Dataset records:
++++++++++++++++++++

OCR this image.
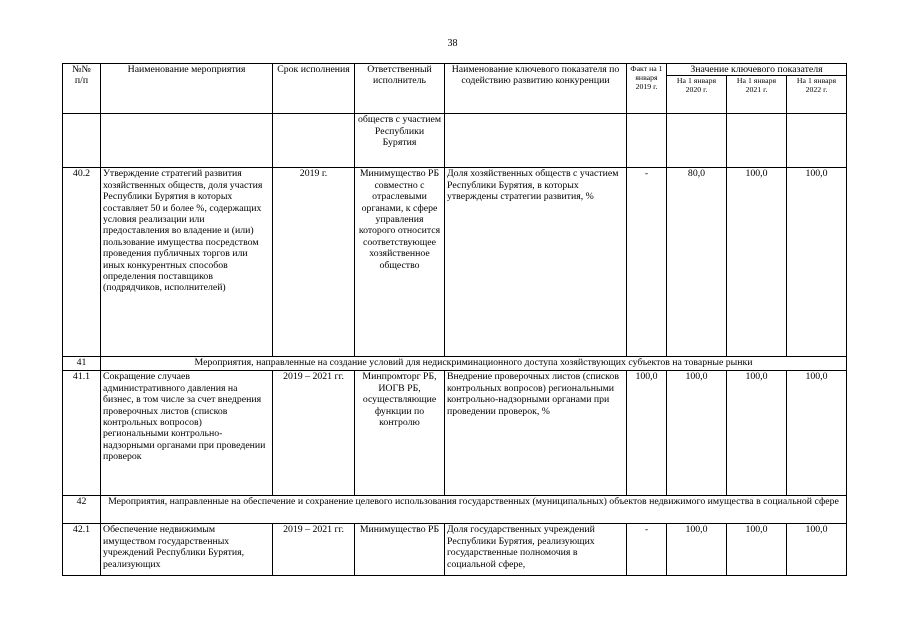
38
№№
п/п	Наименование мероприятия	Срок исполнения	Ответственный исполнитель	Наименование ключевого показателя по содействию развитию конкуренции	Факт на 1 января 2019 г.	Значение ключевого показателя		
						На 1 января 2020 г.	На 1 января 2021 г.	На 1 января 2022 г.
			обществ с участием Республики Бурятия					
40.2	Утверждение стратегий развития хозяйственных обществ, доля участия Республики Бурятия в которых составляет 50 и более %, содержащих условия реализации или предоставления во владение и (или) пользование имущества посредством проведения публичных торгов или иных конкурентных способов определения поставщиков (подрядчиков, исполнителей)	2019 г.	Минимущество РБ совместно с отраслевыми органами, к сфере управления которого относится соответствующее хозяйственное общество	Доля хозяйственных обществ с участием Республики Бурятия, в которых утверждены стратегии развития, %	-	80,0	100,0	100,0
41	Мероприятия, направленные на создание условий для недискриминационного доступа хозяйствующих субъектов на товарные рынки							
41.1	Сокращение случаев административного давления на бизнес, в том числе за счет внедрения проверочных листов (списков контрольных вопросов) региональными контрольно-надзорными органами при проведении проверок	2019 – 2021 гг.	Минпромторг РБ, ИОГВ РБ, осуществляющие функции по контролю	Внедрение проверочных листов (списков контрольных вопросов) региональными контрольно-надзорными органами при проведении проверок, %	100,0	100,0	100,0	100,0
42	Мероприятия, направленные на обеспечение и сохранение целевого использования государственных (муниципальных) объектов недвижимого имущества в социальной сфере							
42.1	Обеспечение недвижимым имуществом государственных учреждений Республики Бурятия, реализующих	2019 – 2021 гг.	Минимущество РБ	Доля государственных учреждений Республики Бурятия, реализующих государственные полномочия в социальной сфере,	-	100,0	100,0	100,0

++++++++++++++++++++

Task prompt: Take the listing and print it again exactly, but without any pictures.

Response:
OCR this image.
38
№№
п/п	Наименование мероприятия	Срок исполнения	Ответственный исполнитель	Наименование ключевого показателя по содействию развитию конкуренции	Факт на 1 января 2019 г.	Значение ключевого показателя		
						На 1 января 2020 г.	На 1 января 2021 г.	На 1 января 2022 г.
			обществ с участием Республики Бурятия					
40.2	Утверждение стратегий развития хозяйственных обществ, доля участия Республики Бурятия в которых составляет 50 и более %, содержащих условия реализации или предоставления во владение и (или) пользование имущества посредством проведения публичных торгов или иных конкурентных способов определения поставщиков (подрядчиков, исполнителей)	2019 г.	Минимущество РБ совместно с отраслевыми органами, к сфере управления которого относится соответствующее хозяйственное общество	Доля хозяйственных обществ с участием Республики Бурятия, в которых утверждены стратегии развития, %	-	80,0	100,0	100,0
41	Мероприятия, направленные на создание условий для недискриминационного доступа хозяйствующих субъектов на товарные рынки							
41.1	Сокращение случаев административного давления на бизнес, в том числе за счет внедрения проверочных листов (списков контрольных вопросов) региональными контрольно-надзорными органами при проведении проверок	2019 – 2021 гг.	Минпромторг РБ, ИОГВ РБ, осуществляющие функции по контролю	Внедрение проверочных листов (списков контрольных вопросов) региональными контрольно-надзорными органами при проведении проверок, %	100,0	100,0	100,0	100,0
42	Мероприятия, направленные на обеспечение и сохранение целевого использования государственных (муниципальных) объектов недвижимого имущества в социальной сфере							
42.1	Обеспечение недвижимым имуществом государственных учреждений Республики Бурятия, реализующих	2019 – 2021 гг.	Минимущество РБ	Доля государственных учреждений Республики Бурятия, реализующих государственные полномочия в социальной сфере,	-	100,0	100,0	100,0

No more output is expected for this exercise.